▶ Written request:
Exclude any images and output the remaining records exactly.

====== Data provided

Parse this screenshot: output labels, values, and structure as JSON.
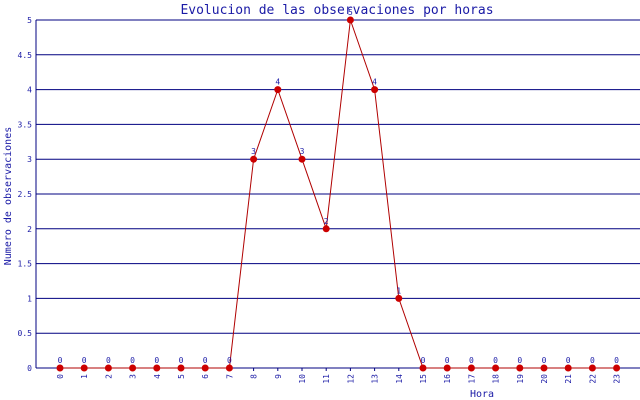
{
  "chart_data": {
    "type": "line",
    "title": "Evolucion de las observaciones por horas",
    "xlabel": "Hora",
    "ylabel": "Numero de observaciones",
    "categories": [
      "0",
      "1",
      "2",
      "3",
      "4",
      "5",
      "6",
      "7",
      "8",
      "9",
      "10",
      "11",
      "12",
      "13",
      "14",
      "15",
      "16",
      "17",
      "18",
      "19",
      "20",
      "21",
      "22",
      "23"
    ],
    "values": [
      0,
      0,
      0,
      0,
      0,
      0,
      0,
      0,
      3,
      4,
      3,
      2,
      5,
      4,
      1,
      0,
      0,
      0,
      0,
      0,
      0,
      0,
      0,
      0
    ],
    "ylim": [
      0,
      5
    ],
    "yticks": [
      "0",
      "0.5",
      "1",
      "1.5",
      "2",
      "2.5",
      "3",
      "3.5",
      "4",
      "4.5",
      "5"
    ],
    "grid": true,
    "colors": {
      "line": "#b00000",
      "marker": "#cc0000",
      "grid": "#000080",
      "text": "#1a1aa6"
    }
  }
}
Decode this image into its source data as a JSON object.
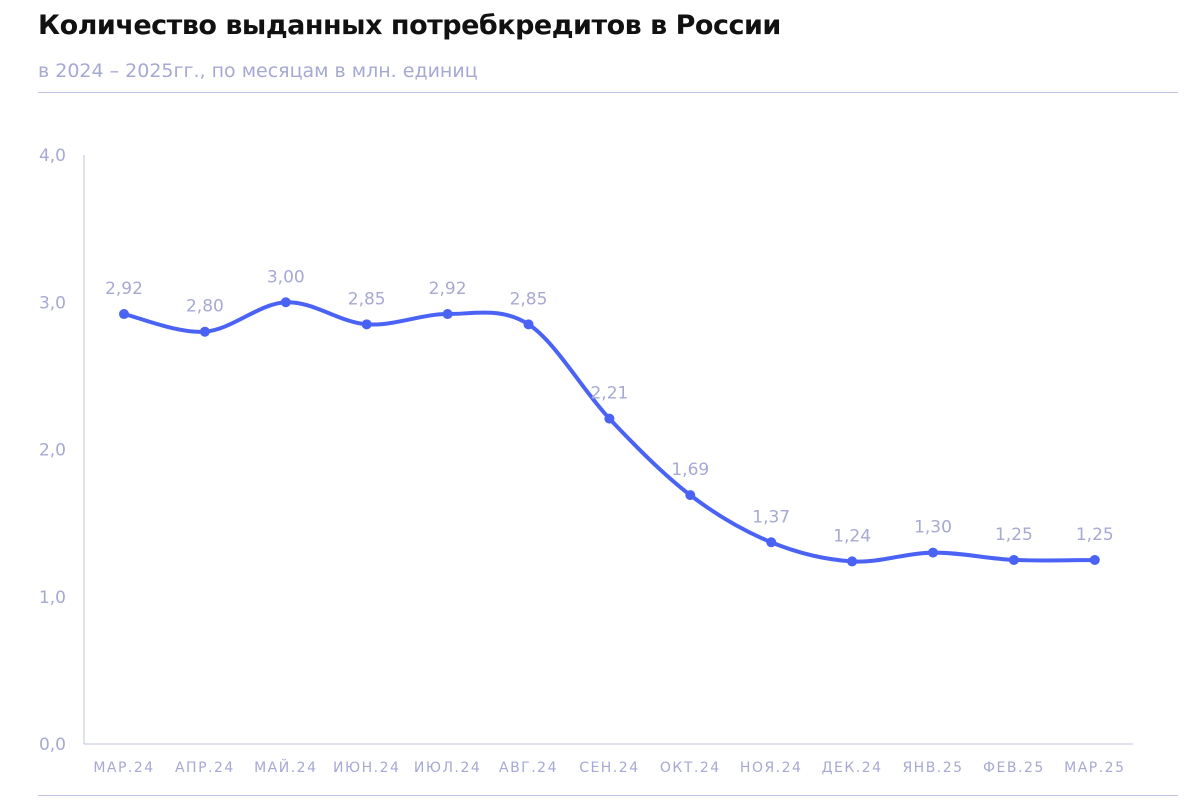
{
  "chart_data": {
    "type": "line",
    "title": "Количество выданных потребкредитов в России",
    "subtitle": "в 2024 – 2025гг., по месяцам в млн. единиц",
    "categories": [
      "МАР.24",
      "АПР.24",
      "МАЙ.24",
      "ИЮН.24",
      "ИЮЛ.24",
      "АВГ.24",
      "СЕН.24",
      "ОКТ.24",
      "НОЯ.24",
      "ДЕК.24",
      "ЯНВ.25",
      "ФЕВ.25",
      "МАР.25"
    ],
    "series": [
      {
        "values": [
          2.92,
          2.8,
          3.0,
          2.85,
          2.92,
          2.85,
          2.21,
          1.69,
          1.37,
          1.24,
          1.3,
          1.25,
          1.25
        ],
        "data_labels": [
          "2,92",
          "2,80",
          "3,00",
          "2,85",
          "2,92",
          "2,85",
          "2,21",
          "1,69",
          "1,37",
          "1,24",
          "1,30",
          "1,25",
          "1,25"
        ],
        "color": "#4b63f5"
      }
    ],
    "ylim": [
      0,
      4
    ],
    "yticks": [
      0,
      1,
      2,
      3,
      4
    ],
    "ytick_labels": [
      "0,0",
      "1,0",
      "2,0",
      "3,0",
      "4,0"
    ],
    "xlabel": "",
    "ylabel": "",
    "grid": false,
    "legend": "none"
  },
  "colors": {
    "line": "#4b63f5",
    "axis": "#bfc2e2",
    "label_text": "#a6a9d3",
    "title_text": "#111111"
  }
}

============

▶ Result of this exercise:
Parse this screenshot: output labels, values, and structure as JSON.
{
  "chart_data": {
    "type": "line",
    "title": "Evolucion de las observaciones por horas",
    "xlabel": "Hora",
    "ylabel": "Numero de observaciones",
    "categories": [
      "0",
      "1",
      "2",
      "3",
      "4",
      "5",
      "6",
      "7",
      "8",
      "9",
      "10",
      "11",
      "12",
      "13",
      "14",
      "15",
      "16",
      "17",
      "18",
      "19",
      "20",
      "21",
      "22",
      "23"
    ],
    "values": [
      0,
      0,
      0,
      0,
      0,
      0,
      0,
      0,
      3,
      4,
      3,
      2,
      5,
      4,
      1,
      0,
      0,
      0,
      0,
      0,
      0,
      0,
      0,
      0
    ],
    "ylim": [
      0,
      5
    ],
    "yticks": [
      "0",
      "0.5",
      "1",
      "1.5",
      "2",
      "2.5",
      "3",
      "3.5",
      "4",
      "4.5",
      "5"
    ],
    "grid": true,
    "colors": {
      "line": "#b00000",
      "marker": "#cc0000",
      "grid": "#000080",
      "text": "#1a1aa6"
    }
  }
}
Decode this image into its source data as a JSON object.
{
  "chart_data": {
    "type": "line",
    "title": "Количество выданных потребкредитов в России",
    "subtitle": "в 2024 – 2025гг., по месяцам в млн. единиц",
    "categories": [
      "МАР.24",
      "АПР.24",
      "МАЙ.24",
      "ИЮН.24",
      "ИЮЛ.24",
      "АВГ.24",
      "СЕН.24",
      "ОКТ.24",
      "НОЯ.24",
      "ДЕК.24",
      "ЯНВ.25",
      "ФЕВ.25",
      "МАР.25"
    ],
    "series": [
      {
        "values": [
          2.92,
          2.8,
          3.0,
          2.85,
          2.92,
          2.85,
          2.21,
          1.69,
          1.37,
          1.24,
          1.3,
          1.25,
          1.25
        ],
        "data_labels": [
          "2,92",
          "2,80",
          "3,00",
          "2,85",
          "2,92",
          "2,85",
          "2,21",
          "1,69",
          "1,37",
          "1,24",
          "1,30",
          "1,25",
          "1,25"
        ],
        "color": "#4b63f5"
      }
    ],
    "ylim": [
      0,
      4
    ],
    "yticks": [
      0,
      1,
      2,
      3,
      4
    ],
    "ytick_labels": [
      "0,0",
      "1,0",
      "2,0",
      "3,0",
      "4,0"
    ],
    "xlabel": "",
    "ylabel": "",
    "grid": false,
    "legend": "none"
  },
  "colors": {
    "line": "#4b63f5",
    "axis": "#bfc2e2",
    "label_text": "#a6a9d3",
    "title_text": "#111111"
  }
}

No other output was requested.